WORK TO DO »
1: Decide whether each statement agrees with the blog posts on the Iraq war below. Answer yes or no for each, and quote the deciding words from the posts. (a) The posts describe Bill Whittle's article as short. (b) Ari Fleischer was asked about new evidence linking Iraq and al Qaeda. (c) The posts say Blix believes the Iraqis are complying.
2: In the blog posts on the Iraq war below, which news service was the writer trolling to see how the news was presented?
3: Continue the blog posts on the Iraq war below, picking up after their final sentence.

TEXT »
* * * *

Eject! Eject! Eject! on Why We Go To War

Bill Whittle at Eject! Eject! Eject! has a characteristically long and excellent article on Why we need to go to war with Iraq. It's eloquent and moving, and makes better than I have the point that I've been trying to make from day one, here: "freeing the world is in our national interest, regardless of the cost."

 

Iraqi link to al Qaeda in the State of the Union speech?

Was trolling Reuters today to see how they were presenting the news that even Blix doesn't think the Iraqis are complying: Yahoo! News - U.S.: Iraq Fails to Comply; Inspection Time Waning. Of course, it is a tepid story on the actual facts, but what I thought was interesting was the last three paragraphs, in which White House spokesman Ari Fleischer was asked whether there was new evidence to bolster the connection between Iraq and al Qaeda. His response: "[T]his is a story that's unfolding... The president will continue to discuss this." Hmmm, that sounds an awful lot like "I don't want to steal the Chief's thunder..."

* * * *

EXTRACTED MATERIAL »
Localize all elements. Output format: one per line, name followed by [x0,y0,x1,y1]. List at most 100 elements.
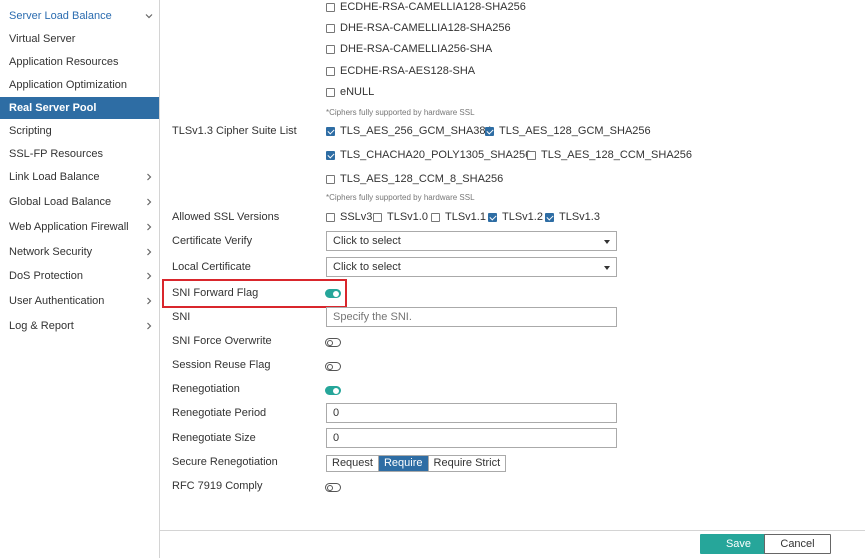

* * * *

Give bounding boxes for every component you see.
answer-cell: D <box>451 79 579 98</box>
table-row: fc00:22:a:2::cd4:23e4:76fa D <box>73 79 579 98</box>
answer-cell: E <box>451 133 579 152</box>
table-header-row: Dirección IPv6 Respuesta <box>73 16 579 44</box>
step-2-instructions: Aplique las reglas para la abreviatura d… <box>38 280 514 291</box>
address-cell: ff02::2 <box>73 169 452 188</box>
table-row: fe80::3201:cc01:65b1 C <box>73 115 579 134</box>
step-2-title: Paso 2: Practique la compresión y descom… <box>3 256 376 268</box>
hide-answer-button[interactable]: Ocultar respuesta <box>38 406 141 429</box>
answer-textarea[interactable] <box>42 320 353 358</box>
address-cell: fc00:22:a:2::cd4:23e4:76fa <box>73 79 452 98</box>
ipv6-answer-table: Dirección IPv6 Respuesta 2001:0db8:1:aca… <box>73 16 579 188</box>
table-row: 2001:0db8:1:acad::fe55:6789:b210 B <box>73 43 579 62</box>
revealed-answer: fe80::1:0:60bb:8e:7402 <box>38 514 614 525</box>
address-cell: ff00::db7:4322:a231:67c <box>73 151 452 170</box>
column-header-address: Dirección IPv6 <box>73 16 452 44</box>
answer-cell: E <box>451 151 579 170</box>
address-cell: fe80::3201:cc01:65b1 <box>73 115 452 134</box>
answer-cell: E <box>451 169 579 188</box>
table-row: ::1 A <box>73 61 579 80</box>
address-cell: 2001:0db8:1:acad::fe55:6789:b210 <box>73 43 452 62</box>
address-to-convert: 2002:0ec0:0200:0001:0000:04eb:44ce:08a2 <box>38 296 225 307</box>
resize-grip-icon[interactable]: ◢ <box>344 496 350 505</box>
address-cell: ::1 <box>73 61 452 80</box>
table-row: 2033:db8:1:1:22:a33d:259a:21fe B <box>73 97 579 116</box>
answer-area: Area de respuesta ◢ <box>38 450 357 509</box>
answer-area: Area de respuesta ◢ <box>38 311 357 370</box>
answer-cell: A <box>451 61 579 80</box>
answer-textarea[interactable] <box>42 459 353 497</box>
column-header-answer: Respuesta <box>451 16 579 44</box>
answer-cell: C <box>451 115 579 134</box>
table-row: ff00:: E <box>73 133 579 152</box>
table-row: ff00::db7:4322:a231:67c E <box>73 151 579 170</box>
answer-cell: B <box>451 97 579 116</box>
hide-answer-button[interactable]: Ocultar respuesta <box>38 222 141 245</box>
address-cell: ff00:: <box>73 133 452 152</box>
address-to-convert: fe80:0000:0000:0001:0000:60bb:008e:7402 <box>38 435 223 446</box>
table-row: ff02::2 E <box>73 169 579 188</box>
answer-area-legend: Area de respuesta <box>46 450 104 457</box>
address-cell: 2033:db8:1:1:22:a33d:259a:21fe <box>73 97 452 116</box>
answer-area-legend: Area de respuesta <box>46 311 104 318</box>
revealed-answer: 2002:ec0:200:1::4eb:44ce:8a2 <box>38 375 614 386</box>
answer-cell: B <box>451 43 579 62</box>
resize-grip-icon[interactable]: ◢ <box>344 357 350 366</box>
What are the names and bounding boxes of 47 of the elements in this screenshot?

* * * *

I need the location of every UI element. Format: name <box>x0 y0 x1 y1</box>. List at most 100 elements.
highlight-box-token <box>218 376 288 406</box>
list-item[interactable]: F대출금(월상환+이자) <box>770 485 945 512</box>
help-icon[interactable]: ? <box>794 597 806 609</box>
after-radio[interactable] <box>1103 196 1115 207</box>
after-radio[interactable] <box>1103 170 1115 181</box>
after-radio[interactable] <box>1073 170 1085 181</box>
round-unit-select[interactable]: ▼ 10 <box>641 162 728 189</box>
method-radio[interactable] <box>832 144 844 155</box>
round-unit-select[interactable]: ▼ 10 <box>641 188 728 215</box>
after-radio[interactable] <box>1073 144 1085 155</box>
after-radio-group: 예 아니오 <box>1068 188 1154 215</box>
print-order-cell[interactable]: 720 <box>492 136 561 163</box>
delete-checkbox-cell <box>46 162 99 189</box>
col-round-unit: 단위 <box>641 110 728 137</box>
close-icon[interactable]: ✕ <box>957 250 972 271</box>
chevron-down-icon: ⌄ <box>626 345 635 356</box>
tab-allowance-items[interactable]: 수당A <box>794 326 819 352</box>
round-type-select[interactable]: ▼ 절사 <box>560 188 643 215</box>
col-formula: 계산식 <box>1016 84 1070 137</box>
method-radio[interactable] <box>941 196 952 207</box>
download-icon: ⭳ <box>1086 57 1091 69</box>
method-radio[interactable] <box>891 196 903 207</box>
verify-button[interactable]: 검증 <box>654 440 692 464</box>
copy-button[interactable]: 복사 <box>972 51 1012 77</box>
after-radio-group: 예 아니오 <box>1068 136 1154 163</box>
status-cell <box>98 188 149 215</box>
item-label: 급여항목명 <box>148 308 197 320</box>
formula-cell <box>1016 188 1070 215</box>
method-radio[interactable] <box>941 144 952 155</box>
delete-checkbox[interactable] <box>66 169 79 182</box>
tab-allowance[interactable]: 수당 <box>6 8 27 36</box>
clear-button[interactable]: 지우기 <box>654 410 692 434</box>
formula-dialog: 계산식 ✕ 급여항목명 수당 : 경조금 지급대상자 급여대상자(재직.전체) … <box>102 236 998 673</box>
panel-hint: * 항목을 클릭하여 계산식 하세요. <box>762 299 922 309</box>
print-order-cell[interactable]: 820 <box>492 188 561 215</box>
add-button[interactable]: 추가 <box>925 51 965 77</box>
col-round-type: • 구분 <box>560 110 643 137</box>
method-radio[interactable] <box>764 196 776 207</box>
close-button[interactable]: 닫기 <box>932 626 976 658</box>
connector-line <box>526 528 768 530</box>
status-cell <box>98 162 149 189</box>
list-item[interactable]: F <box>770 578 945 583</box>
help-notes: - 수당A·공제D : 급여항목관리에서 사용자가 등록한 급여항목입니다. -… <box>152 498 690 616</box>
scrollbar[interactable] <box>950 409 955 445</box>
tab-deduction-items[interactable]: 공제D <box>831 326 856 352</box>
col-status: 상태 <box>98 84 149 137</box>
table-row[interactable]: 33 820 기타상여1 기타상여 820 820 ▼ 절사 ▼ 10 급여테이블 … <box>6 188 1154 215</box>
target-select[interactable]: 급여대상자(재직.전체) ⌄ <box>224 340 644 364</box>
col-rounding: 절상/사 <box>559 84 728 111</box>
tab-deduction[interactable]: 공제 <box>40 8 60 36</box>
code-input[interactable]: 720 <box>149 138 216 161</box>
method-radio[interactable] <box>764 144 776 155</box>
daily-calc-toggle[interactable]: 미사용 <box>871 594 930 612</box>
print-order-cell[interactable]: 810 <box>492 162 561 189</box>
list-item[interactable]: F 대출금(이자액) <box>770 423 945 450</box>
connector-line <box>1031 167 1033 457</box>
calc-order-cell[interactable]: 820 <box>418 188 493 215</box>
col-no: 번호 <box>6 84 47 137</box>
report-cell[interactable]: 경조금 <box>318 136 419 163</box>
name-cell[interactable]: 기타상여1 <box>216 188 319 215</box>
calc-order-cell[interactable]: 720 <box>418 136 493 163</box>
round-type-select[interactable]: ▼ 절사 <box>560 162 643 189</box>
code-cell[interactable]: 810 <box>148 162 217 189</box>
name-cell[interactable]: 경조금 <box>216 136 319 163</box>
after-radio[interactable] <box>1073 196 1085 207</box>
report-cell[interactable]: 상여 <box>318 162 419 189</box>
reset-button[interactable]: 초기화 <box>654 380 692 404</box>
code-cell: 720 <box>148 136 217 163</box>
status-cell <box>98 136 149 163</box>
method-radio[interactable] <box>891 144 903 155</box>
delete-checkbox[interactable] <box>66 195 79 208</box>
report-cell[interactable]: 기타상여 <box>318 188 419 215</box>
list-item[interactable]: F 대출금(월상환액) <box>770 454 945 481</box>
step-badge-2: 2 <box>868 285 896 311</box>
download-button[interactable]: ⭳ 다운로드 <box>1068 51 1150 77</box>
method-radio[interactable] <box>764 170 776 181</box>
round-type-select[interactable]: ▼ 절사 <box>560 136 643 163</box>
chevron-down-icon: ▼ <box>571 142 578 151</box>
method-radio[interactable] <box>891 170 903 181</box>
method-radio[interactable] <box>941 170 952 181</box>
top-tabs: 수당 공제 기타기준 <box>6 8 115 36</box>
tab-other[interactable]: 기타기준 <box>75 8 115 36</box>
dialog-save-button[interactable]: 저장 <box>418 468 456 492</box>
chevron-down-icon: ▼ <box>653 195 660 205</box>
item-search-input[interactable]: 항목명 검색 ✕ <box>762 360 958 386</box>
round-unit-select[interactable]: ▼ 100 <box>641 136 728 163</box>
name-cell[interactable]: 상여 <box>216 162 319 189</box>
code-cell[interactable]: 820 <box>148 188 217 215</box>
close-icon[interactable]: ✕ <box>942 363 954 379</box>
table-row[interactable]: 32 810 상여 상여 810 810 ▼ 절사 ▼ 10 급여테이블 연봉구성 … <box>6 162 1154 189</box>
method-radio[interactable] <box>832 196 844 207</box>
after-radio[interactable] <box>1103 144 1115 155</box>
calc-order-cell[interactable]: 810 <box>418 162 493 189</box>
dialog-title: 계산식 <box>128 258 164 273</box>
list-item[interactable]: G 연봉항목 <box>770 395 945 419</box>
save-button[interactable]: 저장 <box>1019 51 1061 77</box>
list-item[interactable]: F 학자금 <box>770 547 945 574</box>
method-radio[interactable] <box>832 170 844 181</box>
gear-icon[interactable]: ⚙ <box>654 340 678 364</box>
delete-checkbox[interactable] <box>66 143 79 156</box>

* * * *

TASK-BY-TASK ANSWERS »
1:
(a) No: "a characteristically long and excellent article"
(b) Yes: "White House spokesman Ari Fleischer was asked whether there was new evidence to bolster the connection between Iraq and al Qaeda"
(c) No: "even Blix doesn't think the Iraqis are complying"

2: Reuters.

3:
Saturday, January 18, 2003

 

North Korean Movies

Idiots...

Wednesday, January 15, 2003

 

Some Dare Call It Treason

Over at the USS Clueless, Mr. Den Beste is involved in a battle of wits with an unarmed combatant.. Specifically, he quoted the original poster, "magullo" on Meta Filter, as saying, "[Hamdi] is an American, fighting invading American troops in foreign soil. I'm going to go with freedom of speech here. He has the same right to violently oppose the American invasion of Afghanistan as the U.S. has the right to violently invade Afghanistan in the first place." Hamdi, of course, was the American citizen of Saudi decent who hasn't seen the US since he was a baby, and took up arms against it in Afghanistan. When he ended up at Camp X-Ray, he said (foolishly), "I can't be a prisoner of war, I'm a US citizen!" At which point he was moved to civil custody and will presumably be tried for treason.

When Mr. Den Beste blasted Magullo's argument for its idiocy ("violently oppos[ing]" the US is somehow protected speech...?), an anonymous reader of his wrote in to observe:

It IS true that Hamdi is, legally, a citizen. It IS true that he pretty clearly disagreed with certain US policies. And you can quote the Founding Fathers for days on end with examples of them supporting citizens taking up arms against the government. No, you're not allowed to say "but he isn't a REAL American". "Real" Americans aren't for you to decide.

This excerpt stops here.